Records to process =>
····················

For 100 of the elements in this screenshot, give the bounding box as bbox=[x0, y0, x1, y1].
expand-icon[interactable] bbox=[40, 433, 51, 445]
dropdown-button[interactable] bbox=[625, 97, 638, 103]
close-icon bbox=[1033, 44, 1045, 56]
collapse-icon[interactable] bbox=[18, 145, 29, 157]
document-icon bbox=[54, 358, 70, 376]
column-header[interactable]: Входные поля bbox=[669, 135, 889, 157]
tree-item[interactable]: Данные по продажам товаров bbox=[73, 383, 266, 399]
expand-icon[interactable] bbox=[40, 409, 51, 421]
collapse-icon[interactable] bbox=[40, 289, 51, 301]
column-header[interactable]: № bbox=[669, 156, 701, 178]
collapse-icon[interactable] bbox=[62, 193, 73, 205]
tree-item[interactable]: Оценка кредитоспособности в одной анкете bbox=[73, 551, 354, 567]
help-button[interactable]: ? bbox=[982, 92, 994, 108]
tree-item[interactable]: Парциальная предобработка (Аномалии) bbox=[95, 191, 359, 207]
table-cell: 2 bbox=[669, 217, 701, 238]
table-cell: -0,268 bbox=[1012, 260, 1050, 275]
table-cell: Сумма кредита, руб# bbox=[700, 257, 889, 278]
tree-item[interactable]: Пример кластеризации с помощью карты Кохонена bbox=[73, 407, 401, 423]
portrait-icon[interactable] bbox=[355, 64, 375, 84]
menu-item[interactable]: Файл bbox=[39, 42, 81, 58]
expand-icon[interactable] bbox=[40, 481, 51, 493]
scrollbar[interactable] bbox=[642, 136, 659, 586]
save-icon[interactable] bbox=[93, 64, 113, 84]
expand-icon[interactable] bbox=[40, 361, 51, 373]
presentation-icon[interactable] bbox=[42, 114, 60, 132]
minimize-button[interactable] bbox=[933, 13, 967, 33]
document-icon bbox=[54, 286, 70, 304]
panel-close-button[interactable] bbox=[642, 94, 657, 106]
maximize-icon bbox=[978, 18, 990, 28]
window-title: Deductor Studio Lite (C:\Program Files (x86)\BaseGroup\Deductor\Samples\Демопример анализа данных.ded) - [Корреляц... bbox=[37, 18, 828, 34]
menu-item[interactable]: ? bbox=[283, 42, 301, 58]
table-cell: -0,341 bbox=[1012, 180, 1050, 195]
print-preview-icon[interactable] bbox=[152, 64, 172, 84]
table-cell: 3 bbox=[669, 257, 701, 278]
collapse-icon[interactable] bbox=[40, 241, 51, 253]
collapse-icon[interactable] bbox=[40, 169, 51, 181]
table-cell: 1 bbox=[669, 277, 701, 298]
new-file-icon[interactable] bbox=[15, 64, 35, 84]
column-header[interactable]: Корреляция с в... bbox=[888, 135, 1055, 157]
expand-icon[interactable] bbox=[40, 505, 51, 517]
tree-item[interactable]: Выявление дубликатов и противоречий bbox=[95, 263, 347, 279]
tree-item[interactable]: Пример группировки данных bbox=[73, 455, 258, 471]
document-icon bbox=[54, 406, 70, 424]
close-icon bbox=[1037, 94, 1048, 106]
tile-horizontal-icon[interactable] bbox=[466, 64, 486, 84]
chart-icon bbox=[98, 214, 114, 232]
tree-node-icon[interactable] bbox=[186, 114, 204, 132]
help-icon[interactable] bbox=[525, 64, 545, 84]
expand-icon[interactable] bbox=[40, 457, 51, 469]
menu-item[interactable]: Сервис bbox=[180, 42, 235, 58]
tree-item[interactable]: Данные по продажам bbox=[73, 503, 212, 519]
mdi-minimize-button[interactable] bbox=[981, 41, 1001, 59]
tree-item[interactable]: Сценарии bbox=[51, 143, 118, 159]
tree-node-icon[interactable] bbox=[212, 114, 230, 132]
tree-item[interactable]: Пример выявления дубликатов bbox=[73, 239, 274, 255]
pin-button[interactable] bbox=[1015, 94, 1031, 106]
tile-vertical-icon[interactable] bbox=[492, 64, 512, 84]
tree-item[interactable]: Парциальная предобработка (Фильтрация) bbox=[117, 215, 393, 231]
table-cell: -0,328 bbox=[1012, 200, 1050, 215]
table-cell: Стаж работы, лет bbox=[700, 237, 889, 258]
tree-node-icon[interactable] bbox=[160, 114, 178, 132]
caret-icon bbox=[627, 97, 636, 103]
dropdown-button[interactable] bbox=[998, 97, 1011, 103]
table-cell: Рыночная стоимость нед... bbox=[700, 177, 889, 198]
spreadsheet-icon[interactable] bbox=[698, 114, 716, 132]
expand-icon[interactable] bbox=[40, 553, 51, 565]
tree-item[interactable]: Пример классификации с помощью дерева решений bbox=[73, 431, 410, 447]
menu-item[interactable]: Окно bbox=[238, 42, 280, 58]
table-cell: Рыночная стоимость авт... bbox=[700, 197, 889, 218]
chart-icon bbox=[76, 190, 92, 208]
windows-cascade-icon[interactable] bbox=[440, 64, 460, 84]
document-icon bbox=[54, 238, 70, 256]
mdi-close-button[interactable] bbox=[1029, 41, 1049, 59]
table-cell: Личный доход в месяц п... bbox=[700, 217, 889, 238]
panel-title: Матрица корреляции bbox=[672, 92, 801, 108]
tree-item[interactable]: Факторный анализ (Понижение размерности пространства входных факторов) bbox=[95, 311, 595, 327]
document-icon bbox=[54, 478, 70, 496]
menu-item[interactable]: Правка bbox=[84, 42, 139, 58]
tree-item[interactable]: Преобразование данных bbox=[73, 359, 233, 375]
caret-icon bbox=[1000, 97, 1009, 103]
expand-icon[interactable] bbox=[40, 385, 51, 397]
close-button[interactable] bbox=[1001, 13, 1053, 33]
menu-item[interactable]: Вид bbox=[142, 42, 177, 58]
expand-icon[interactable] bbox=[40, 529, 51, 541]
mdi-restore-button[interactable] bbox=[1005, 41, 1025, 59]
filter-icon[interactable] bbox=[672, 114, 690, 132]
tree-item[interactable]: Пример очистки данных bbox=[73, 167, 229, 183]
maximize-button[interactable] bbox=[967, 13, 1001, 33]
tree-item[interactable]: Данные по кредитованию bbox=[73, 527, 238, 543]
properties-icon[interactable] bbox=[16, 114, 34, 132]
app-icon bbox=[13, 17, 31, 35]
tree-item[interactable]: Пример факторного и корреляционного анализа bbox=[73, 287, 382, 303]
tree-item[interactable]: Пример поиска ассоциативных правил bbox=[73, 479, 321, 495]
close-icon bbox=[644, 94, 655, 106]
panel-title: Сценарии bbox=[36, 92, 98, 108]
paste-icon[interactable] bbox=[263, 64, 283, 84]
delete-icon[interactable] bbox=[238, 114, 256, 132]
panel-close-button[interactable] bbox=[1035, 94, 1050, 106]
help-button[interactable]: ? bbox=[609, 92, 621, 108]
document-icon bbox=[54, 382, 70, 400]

····················

Task to carry out => Can you reproduce every line of the records above, character for character?

Finished task =>
For 100 of the elements in this screenshot, give the bounding box as bbox=[x0, y0, x1, y1].
expand-icon[interactable] bbox=[40, 433, 51, 445]
dropdown-button[interactable] bbox=[625, 97, 638, 103]
close-icon bbox=[1033, 44, 1045, 56]
collapse-icon[interactable] bbox=[18, 145, 29, 157]
document-icon bbox=[54, 358, 70, 376]
column-header[interactable]: Входные поля bbox=[669, 135, 889, 157]
tree-item[interactable]: Данные по продажам товаров bbox=[73, 383, 266, 399]
expand-icon[interactable] bbox=[40, 409, 51, 421]
collapse-icon[interactable] bbox=[40, 289, 51, 301]
column-header[interactable]: № bbox=[669, 156, 701, 178]
collapse-icon[interactable] bbox=[62, 193, 73, 205]
tree-item[interactable]: Оценка кредитоспособности в одной анкете bbox=[73, 551, 354, 567]
help-button[interactable]: ? bbox=[982, 92, 994, 108]
tree-item[interactable]: Парциальная предобработка (Аномалии) bbox=[95, 191, 359, 207]
table-cell: 2 bbox=[669, 217, 701, 238]
table-cell: -0,268 bbox=[1012, 260, 1050, 275]
table-cell: Сумма кредита, руб# bbox=[700, 257, 889, 278]
tree-item[interactable]: Пример кластеризации с помощью карты Кохонена bbox=[73, 407, 401, 423]
portrait-icon[interactable] bbox=[355, 64, 375, 84]
menu-item[interactable]: Файл bbox=[39, 42, 81, 58]
expand-icon[interactable] bbox=[40, 481, 51, 493]
scrollbar[interactable] bbox=[642, 136, 659, 586]
save-icon[interactable] bbox=[93, 64, 113, 84]
expand-icon[interactable] bbox=[40, 361, 51, 373]
presentation-icon[interactable] bbox=[42, 114, 60, 132]
minimize-button[interactable] bbox=[933, 13, 967, 33]
document-icon bbox=[54, 286, 70, 304]
panel-close-button[interactable] bbox=[642, 94, 657, 106]
maximize-icon bbox=[978, 18, 990, 28]
window-title: Deductor Studio Lite (C:\Program Files (x86)\BaseGroup\Deductor\Samples\Демопример анализа данных.ded) - [Корреляц... bbox=[37, 18, 828, 34]
menu-item[interactable]: ? bbox=[283, 42, 301, 58]
table-cell: -0,341 bbox=[1012, 180, 1050, 195]
print-preview-icon[interactable] bbox=[152, 64, 172, 84]
table-cell: 3 bbox=[669, 257, 701, 278]
collapse-icon[interactable] bbox=[40, 241, 51, 253]
collapse-icon[interactable] bbox=[40, 169, 51, 181]
table-cell: 1 bbox=[669, 277, 701, 298]
new-file-icon[interactable] bbox=[15, 64, 35, 84]
column-header[interactable]: Корреляция с в... bbox=[888, 135, 1055, 157]
expand-icon[interactable] bbox=[40, 505, 51, 517]
tree-item[interactable]: Выявление дубликатов и противоречий bbox=[95, 263, 347, 279]
tree-item[interactable]: Пример группировки данных bbox=[73, 455, 258, 471]
document-icon bbox=[54, 406, 70, 424]
close-icon bbox=[1037, 94, 1048, 106]
tile-horizontal-icon[interactable] bbox=[466, 64, 486, 84]
chart-icon bbox=[98, 214, 114, 232]
tree-node-icon[interactable] bbox=[186, 114, 204, 132]
help-icon[interactable] bbox=[525, 64, 545, 84]
expand-icon[interactable] bbox=[40, 457, 51, 469]
menu-item[interactable]: Сервис bbox=[180, 42, 235, 58]
tree-item[interactable]: Данные по продажам bbox=[73, 503, 212, 519]
mdi-minimize-button[interactable] bbox=[981, 41, 1001, 59]
tree-item[interactable]: Сценарии bbox=[51, 143, 118, 159]
tree-node-icon[interactable] bbox=[212, 114, 230, 132]
tree-item[interactable]: Пример выявления дубликатов bbox=[73, 239, 274, 255]
pin-button[interactable] bbox=[1015, 94, 1031, 106]
tile-vertical-icon[interactable] bbox=[492, 64, 512, 84]
tree-item[interactable]: Парциальная предобработка (Фильтрация) bbox=[117, 215, 393, 231]
table-cell: -0,328 bbox=[1012, 200, 1050, 215]
table-cell: Стаж работы, лет bbox=[700, 237, 889, 258]
tree-node-icon[interactable] bbox=[160, 114, 178, 132]
caret-icon bbox=[627, 97, 636, 103]
dropdown-button[interactable] bbox=[998, 97, 1011, 103]
table-cell: Рыночная стоимость нед... bbox=[700, 177, 889, 198]
spreadsheet-icon[interactable] bbox=[698, 114, 716, 132]
expand-icon[interactable] bbox=[40, 553, 51, 565]
tree-item[interactable]: Пример классификации с помощью дерева решений bbox=[73, 431, 410, 447]
menu-item[interactable]: Окно bbox=[238, 42, 280, 58]
table-cell: Рыночная стоимость авт... bbox=[700, 197, 889, 218]
chart-icon bbox=[76, 190, 92, 208]
windows-cascade-icon[interactable] bbox=[440, 64, 460, 84]
document-icon bbox=[54, 238, 70, 256]
mdi-close-button[interactable] bbox=[1029, 41, 1049, 59]
table-cell: Личный доход в месяц п... bbox=[700, 217, 889, 238]
panel-title: Матрица корреляции bbox=[672, 92, 801, 108]
tree-item[interactable]: Факторный анализ (Понижение размерности пространства входных факторов) bbox=[95, 311, 595, 327]
document-icon bbox=[54, 478, 70, 496]
menu-item[interactable]: Правка bbox=[84, 42, 139, 58]
tree-item[interactable]: Преобразование данных bbox=[73, 359, 233, 375]
caret-icon bbox=[1000, 97, 1009, 103]
expand-icon[interactable] bbox=[40, 385, 51, 397]
close-button[interactable] bbox=[1001, 13, 1053, 33]
menu-item[interactable]: Вид bbox=[142, 42, 177, 58]
expand-icon[interactable] bbox=[40, 529, 51, 541]
mdi-restore-button[interactable] bbox=[1005, 41, 1025, 59]
filter-icon[interactable] bbox=[672, 114, 690, 132]
tree-item[interactable]: Пример очистки данных bbox=[73, 167, 229, 183]
maximize-button[interactable] bbox=[967, 13, 1001, 33]
tree-item[interactable]: Данные по кредитованию bbox=[73, 527, 238, 543]
properties-icon[interactable] bbox=[16, 114, 34, 132]
app-icon bbox=[13, 17, 31, 35]
tree-item[interactable]: Пример факторного и корреляционного анализа bbox=[73, 287, 382, 303]
tree-item[interactable]: Пример поиска ассоциативных правил bbox=[73, 479, 321, 495]
close-icon bbox=[644, 94, 655, 106]
panel-title: Сценарии bbox=[36, 92, 98, 108]
paste-icon[interactable] bbox=[263, 64, 283, 84]
delete-icon[interactable] bbox=[238, 114, 256, 132]
panel-close-button[interactable] bbox=[1035, 94, 1050, 106]
help-button[interactable]: ? bbox=[609, 92, 621, 108]
document-icon bbox=[54, 382, 70, 400]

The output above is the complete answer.